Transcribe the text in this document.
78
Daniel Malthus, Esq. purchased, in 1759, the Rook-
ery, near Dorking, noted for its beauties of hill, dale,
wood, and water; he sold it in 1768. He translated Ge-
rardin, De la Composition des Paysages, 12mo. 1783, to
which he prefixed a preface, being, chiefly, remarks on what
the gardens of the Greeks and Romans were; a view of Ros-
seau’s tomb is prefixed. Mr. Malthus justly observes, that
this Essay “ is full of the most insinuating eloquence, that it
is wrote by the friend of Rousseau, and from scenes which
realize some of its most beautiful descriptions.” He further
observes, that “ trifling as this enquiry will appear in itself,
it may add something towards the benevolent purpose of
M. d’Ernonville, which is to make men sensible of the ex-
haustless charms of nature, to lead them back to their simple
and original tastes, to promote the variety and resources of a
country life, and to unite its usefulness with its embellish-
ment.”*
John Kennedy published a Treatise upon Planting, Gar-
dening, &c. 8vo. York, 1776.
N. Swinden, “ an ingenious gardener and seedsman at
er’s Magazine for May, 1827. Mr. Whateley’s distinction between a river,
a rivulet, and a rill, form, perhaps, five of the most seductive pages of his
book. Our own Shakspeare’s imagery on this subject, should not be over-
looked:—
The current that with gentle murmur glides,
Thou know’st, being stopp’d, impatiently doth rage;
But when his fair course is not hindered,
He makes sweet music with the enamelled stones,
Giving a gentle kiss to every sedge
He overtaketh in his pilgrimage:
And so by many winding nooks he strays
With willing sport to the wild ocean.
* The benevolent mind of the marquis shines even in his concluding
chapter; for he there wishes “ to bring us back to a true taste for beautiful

==

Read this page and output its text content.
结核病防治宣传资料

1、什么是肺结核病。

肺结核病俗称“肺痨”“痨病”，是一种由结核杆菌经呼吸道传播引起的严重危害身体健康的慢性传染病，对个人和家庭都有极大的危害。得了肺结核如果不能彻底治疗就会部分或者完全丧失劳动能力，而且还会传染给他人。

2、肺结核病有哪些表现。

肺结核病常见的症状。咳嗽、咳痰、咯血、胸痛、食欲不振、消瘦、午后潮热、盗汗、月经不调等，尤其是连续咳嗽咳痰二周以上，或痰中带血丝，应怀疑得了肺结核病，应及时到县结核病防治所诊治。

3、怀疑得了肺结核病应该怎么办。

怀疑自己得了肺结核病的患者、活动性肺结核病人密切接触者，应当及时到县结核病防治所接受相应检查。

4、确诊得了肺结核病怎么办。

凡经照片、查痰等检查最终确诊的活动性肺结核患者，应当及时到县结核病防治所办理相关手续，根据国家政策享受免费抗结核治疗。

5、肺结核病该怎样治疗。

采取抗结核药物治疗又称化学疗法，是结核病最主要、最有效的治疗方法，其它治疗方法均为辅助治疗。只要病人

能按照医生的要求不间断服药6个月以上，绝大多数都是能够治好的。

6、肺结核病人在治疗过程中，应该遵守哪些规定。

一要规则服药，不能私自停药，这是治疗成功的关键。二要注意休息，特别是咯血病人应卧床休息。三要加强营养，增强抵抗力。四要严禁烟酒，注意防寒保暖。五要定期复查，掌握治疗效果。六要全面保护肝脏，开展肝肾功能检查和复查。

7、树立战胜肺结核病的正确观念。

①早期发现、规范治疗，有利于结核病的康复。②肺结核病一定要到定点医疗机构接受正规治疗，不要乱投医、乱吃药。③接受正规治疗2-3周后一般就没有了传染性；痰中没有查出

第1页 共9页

What you need to do ▸ Select and copy every line from the records that includes the word "benevolent".

Exercise answer ▸
it may add something towards the benevolent purpose of
* The benevolent mind of the marquis shines even in his concluding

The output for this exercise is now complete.